Task directions: Nothing but an exact reproduction of the records, pictures excluded, should be returned.

[Stored dataset items]
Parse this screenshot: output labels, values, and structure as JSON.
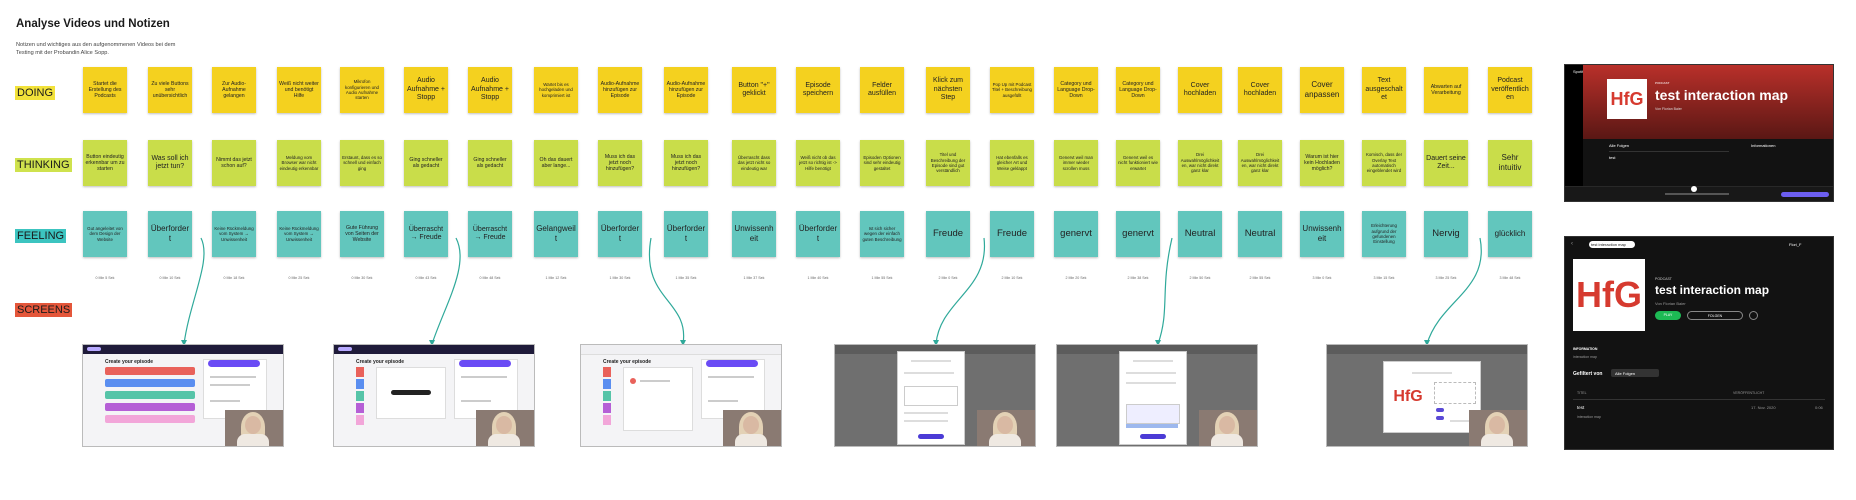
{
  "title": "Analyse Videos und Notizen",
  "subtitle": "Notizen und wichtiges aus den aufgenommenen Videos bei dem Testing mit der Probandin Alice Sopp.",
  "rows": {
    "doing": "DOING",
    "thinking": "THINKING",
    "feeling": "FEELING",
    "screens": "SCREENS"
  },
  "colors": {
    "doing": "#f4d11f",
    "thinking": "#c9dd4a",
    "feeling": "#62c6bd",
    "screens_label": "#e65a3a",
    "connector": "#2fa99a"
  },
  "doing": [
    "Startet die Erstellung des Podcasts",
    "Zu viele Buttons sehr unübersichtlich",
    "Zur Audio-Aufnahme gelangen",
    "Weiß nicht weiter und benötigt Hilfe",
    "Mikrofon konfigurieren und Audio Aufnahme starten",
    "Audio Aufnahme + Stopp",
    "Audio Aufnahme + Stopp",
    "Wartet bis es hochgeladen und komprimiert ist",
    "Audio-Aufnahme hinzufügen zur Episode",
    "Audio-Aufnahme hinzufügen zur Episode",
    "Button \"+\" geklickt",
    "Episode speichern",
    "Felder ausfüllen",
    "Klick zum nächsten Step",
    "Pop Up mit Podcast Titel + Beschreibung ausgefüllt",
    "Category und Language Drop-Down",
    "Category und Language Drop-Down",
    "Cover hochladen",
    "Cover hochladen",
    "Cover anpassen",
    "Text ausgeschaltet",
    "Abwarten auf Verarbeitung",
    "Podcast veröffentlichen"
  ],
  "thinking": [
    "Button eindeutig erkennbar um zu starten",
    "Was soll ich jetzt tun?",
    "Nimmt das jetzt schon auf?",
    "Meldung vom Browser war nicht eindeutig erkennbar",
    "Erstaunt, dass es so schnell und einfach ging",
    "Ging schneller als gedacht",
    "Ging schneller als gedacht",
    "Oh das dauert aber lange...",
    "Muss ich das jetzt noch hinzufügen?",
    "Muss ich das jetzt noch hinzufügen?",
    "Überrascht dass das jetzt nicht so eindeutig war",
    "Weiß nicht ob das jetzt so richtig ist -> Hilfe benötigt",
    "Episoden Optionen sind sehr eindeutig gestaltet",
    "Titel und Beschreibung der Episode sind gut verständlich",
    "Hat ebenfalls es gleicher Art und Weise geklappt",
    "Genervt weil man immer wieder scrollen muss",
    "Genervt weil es nicht funktioniert wie erwartet",
    "Drei Auswahlmöglichkeiten, war nicht direkt ganz klar",
    "Drei Auswahlmöglichkeiten, war nicht direkt ganz klar",
    "Warum ist hier kein Hochladen möglich?",
    "Komisch, dass der Overlay Text automatisch eingeblendet wird",
    "Dauert seine Zeit...",
    "Sehr intuitiv"
  ],
  "feeling": [
    "Gut angeleitet von dem Design der Website",
    "Überfordert",
    "Keine Rückmeldung vom System → Unwissenheit",
    "Keine Rückmeldung vom System → Unwissenheit",
    "Gute Führung von Seiten der Website",
    "Überrascht → Freude",
    "Überrascht → Freude",
    "Gelangweilt",
    "Überfordert",
    "Überfordert",
    "Unwissenheit",
    "Überfordert",
    "Ist sich sicher wegen der einfach guten Beschreibung",
    "Freude",
    "Freude",
    "genervt",
    "genervt",
    "Neutral",
    "Neutral",
    "Unwissenheit",
    "Erleichterung aufgrund der gefundenen Einstellung",
    "Nervig",
    "glücklich"
  ],
  "timestamps": [
    "0 Min 5 Sek",
    "0 Min 10 Sek",
    "0 Min 18 Sek",
    "0 Min 25 Sek",
    "0 Min 30 Sek",
    "0 Min 43 Sek",
    "0 Min 48 Sek",
    "1 Min 12 Sek",
    "1 Min 30 Sek",
    "1 Min 35 Sek",
    "1 Min 37 Sek",
    "1 Min 40 Sek",
    "1 Min 55 Sek",
    "2 Min 0 Sek",
    "2 Min 10 Sek",
    "2 Min 20 Sek",
    "2 Min 38 Sek",
    "2 Min 50 Sek",
    "2 Min 55 Sek",
    "3 Min 0 Sek",
    "3 Min 15 Sek",
    "3 Min 25 Sek",
    "3 Min 48 Sek"
  ],
  "screen_create": "Create your episode",
  "spotify": {
    "brand": "Spotify",
    "hfg": "HfG",
    "podcast_label": "PODCAST",
    "podcast_title": "test interaction map",
    "author": "Von Florian Baier",
    "follow": "FOLGEN",
    "play": "PLAY",
    "information": "INFORMATION",
    "info_text": "interaction map",
    "filter_label": "Gefiltert von",
    "filter_value": "Alle Folgen",
    "col_title": "TITEL",
    "col_date": "VERÖFFENTLICHT",
    "episode_title": "test",
    "episode_date": "17. Nov. 2020",
    "episode_dur": "0:06",
    "episode_sub": "interaction map",
    "episodes_label": "Alle Folgen",
    "info_label": "Informationen",
    "user": "Flori_F"
  }
}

Exercise output:
Parse this screenshot: output labels, values, and structure as JSON.
{
  "title": "Analyse Videos und Notizen",
  "subtitle": "Notizen und wichtiges aus den aufgenommenen Videos bei dem Testing mit der Probandin Alice Sopp.",
  "rows": {
    "doing": "DOING",
    "thinking": "THINKING",
    "feeling": "FEELING",
    "screens": "SCREENS"
  },
  "colors": {
    "doing": "#f4d11f",
    "thinking": "#c9dd4a",
    "feeling": "#62c6bd",
    "screens_label": "#e65a3a",
    "connector": "#2fa99a"
  },
  "doing": [
    "Startet die Erstellung des Podcasts",
    "Zu viele Buttons sehr unübersichtlich",
    "Zur Audio-Aufnahme gelangen",
    "Weiß nicht weiter und benötigt Hilfe",
    "Mikrofon konfigurieren und Audio Aufnahme starten",
    "Audio Aufnahme + Stopp",
    "Audio Aufnahme + Stopp",
    "Wartet bis es hochgeladen und komprimiert ist",
    "Audio-Aufnahme hinzufügen zur Episode",
    "Audio-Aufnahme hinzufügen zur Episode",
    "Button \"+\" geklickt",
    "Episode speichern",
    "Felder ausfüllen",
    "Klick zum nächsten Step",
    "Pop Up mit Podcast Titel + Beschreibung ausgefüllt",
    "Category und Language Drop-Down",
    "Category und Language Drop-Down",
    "Cover hochladen",
    "Cover hochladen",
    "Cover anpassen",
    "Text ausgeschaltet",
    "Abwarten auf Verarbeitung",
    "Podcast veröffentlichen"
  ],
  "thinking": [
    "Button eindeutig erkennbar um zu starten",
    "Was soll ich jetzt tun?",
    "Nimmt das jetzt schon auf?",
    "Meldung vom Browser war nicht eindeutig erkennbar",
    "Erstaunt, dass es so schnell und einfach ging",
    "Ging schneller als gedacht",
    "Ging schneller als gedacht",
    "Oh das dauert aber lange...",
    "Muss ich das jetzt noch hinzufügen?",
    "Muss ich das jetzt noch hinzufügen?",
    "Überrascht dass das jetzt nicht so eindeutig war",
    "Weiß nicht ob das jetzt so richtig ist -> Hilfe benötigt",
    "Episoden Optionen sind sehr eindeutig gestaltet",
    "Titel und Beschreibung der Episode sind gut verständlich",
    "Hat ebenfalls es gleicher Art und Weise geklappt",
    "Genervt weil man immer wieder scrollen muss",
    "Genervt weil es nicht funktioniert wie erwartet",
    "Drei Auswahlmöglichkeiten, war nicht direkt ganz klar",
    "Drei Auswahlmöglichkeiten, war nicht direkt ganz klar",
    "Warum ist hier kein Hochladen möglich?",
    "Komisch, dass der Overlay Text automatisch eingeblendet wird",
    "Dauert seine Zeit...",
    "Sehr intuitiv"
  ],
  "feeling": [
    "Gut angeleitet von dem Design der Website",
    "Überfordert",
    "Keine Rückmeldung vom System → Unwissenheit",
    "Keine Rückmeldung vom System → Unwissenheit",
    "Gute Führung von Seiten der Website",
    "Überrascht → Freude",
    "Überrascht → Freude",
    "Gelangweilt",
    "Überfordert",
    "Überfordert",
    "Unwissenheit",
    "Überfordert",
    "Ist sich sicher wegen der einfach guten Beschreibung",
    "Freude",
    "Freude",
    "genervt",
    "genervt",
    "Neutral",
    "Neutral",
    "Unwissenheit",
    "Erleichterung aufgrund der gefundenen Einstellung",
    "Nervig",
    "glücklich"
  ],
  "timestamps": [
    "0 Min 5 Sek",
    "0 Min 10 Sek",
    "0 Min 18 Sek",
    "0 Min 25 Sek",
    "0 Min 30 Sek",
    "0 Min 43 Sek",
    "0 Min 48 Sek",
    "1 Min 12 Sek",
    "1 Min 30 Sek",
    "1 Min 35 Sek",
    "1 Min 37 Sek",
    "1 Min 40 Sek",
    "1 Min 55 Sek",
    "2 Min 0 Sek",
    "2 Min 10 Sek",
    "2 Min 20 Sek",
    "2 Min 38 Sek",
    "2 Min 50 Sek",
    "2 Min 55 Sek",
    "3 Min 0 Sek",
    "3 Min 15 Sek",
    "3 Min 25 Sek",
    "3 Min 48 Sek"
  ],
  "screen_create": "Create your episode",
  "spotify": {
    "brand": "Spotify",
    "hfg": "HfG",
    "podcast_label": "PODCAST",
    "podcast_title": "test interaction map",
    "author": "Von Florian Baier",
    "follow": "FOLGEN",
    "play": "PLAY",
    "information": "INFORMATION",
    "info_text": "interaction map",
    "filter_label": "Gefiltert von",
    "filter_value": "Alle Folgen",
    "col_title": "TITEL",
    "col_date": "VERÖFFENTLICHT",
    "episode_title": "test",
    "episode_date": "17. Nov. 2020",
    "episode_dur": "0:06",
    "episode_sub": "interaction map",
    "episodes_label": "Alle Folgen",
    "info_label": "Informationen",
    "user": "Flori_F"
  }
}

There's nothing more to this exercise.